* [The exercise]: Rewrite the listing below as a numbered list with one entry per line, omitting any blank lines.

* [Supplied data]:
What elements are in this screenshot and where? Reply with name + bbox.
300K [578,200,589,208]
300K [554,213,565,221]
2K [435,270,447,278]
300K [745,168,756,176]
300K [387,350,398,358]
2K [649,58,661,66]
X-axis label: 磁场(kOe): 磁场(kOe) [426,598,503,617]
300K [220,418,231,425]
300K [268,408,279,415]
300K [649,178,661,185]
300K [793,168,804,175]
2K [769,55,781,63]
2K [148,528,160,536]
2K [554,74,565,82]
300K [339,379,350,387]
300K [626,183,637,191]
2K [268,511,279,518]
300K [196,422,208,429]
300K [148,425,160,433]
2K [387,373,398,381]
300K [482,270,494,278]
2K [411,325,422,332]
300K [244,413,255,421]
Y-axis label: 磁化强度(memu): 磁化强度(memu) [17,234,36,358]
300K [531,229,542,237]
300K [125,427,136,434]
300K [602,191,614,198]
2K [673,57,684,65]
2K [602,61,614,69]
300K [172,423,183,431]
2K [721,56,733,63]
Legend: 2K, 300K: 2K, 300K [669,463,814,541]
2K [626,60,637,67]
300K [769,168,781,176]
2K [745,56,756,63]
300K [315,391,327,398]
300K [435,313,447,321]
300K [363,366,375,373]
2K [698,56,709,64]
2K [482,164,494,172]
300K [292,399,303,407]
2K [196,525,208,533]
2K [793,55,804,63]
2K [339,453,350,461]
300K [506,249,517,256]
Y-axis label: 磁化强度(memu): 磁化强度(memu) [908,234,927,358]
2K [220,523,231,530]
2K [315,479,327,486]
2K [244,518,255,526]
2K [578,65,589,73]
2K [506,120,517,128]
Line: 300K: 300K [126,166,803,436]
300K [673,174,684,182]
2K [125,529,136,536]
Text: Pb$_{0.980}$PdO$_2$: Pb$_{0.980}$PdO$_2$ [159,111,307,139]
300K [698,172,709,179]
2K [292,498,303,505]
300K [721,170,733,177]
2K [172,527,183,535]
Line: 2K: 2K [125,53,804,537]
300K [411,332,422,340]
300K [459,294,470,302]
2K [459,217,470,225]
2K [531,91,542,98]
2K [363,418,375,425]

* [Exercise solution]:
1. What elements are in this screenshot and where? Reply with name + bbox.
2. 300K [578,200,589,208]
3. 300K [554,213,565,221]
4. 2K [435,270,447,278]
5. 300K [745,168,756,176]
6. 300K [387,350,398,358]
7. 2K [649,58,661,66]
8. X-axis label: 磁场(kOe): 磁场(kOe) [426,598,503,617]
9. 300K [220,418,231,425]
10. 300K [268,408,279,415]
11. 300K [649,178,661,185]
12. 300K [793,168,804,175]
13. 2K [769,55,781,63]
14. 2K [148,528,160,536]
15. 2K [554,74,565,82]
16. 300K [339,379,350,387]
17. 300K [626,183,637,191]
18. 2K [268,511,279,518]
19. 300K [196,422,208,429]
20. 300K [148,425,160,433]
21. 2K [387,373,398,381]
22. 300K [482,270,494,278]
23. 2K [411,325,422,332]
24. 300K [244,413,255,421]
25. Y-axis label: 磁化强度(memu): 磁化强度(memu) [17,234,36,358]
26. 300K [531,229,542,237]
27. 300K [125,427,136,434]
28. 300K [602,191,614,198]
29. 2K [673,57,684,65]
30. 2K [602,61,614,69]
31. 300K [172,423,183,431]
32. 2K [721,56,733,63]
33. Legend: 2K, 300K: 2K, 300K [669,463,814,541]
34. 2K [626,60,637,67]
35. 300K [769,168,781,176]
36. 2K [745,56,756,63]
37. 300K [315,391,327,398]
38. 300K [435,313,447,321]
39. 300K [363,366,375,373]
40. 2K [698,56,709,64]
41. 2K [482,164,494,172]
42. 300K [292,399,303,407]
43. 2K [196,525,208,533]
44. 2K [793,55,804,63]
45. 2K [339,453,350,461]
46. 300K [506,249,517,256]
47. Y-axis label: 磁化强度(memu): 磁化强度(memu) [908,234,927,358]
48. 2K [220,523,231,530]
49. 2K [315,479,327,486]
50. 2K [244,518,255,526]
51. 2K [578,65,589,73]
52. 2K [506,120,517,128]
53. Line: 300K: 300K [126,166,803,436]
54. 300K [673,174,684,182]
55. 2K [125,529,136,536]
56. Text: Pb$_{0.980}$PdO$_2$: Pb$_{0.980}$PdO$_2$ [159,111,307,139]
57. 300K [698,172,709,179]
58. 2K [292,498,303,505]
59. 300K [721,170,733,177]
60. 2K [172,527,183,535]
61. Line: 2K: 2K [125,53,804,537]
62. 300K [411,332,422,340]
63. 300K [459,294,470,302]
64. 2K [459,217,470,225]
65. 2K [531,91,542,98]
66. 2K [363,418,375,425]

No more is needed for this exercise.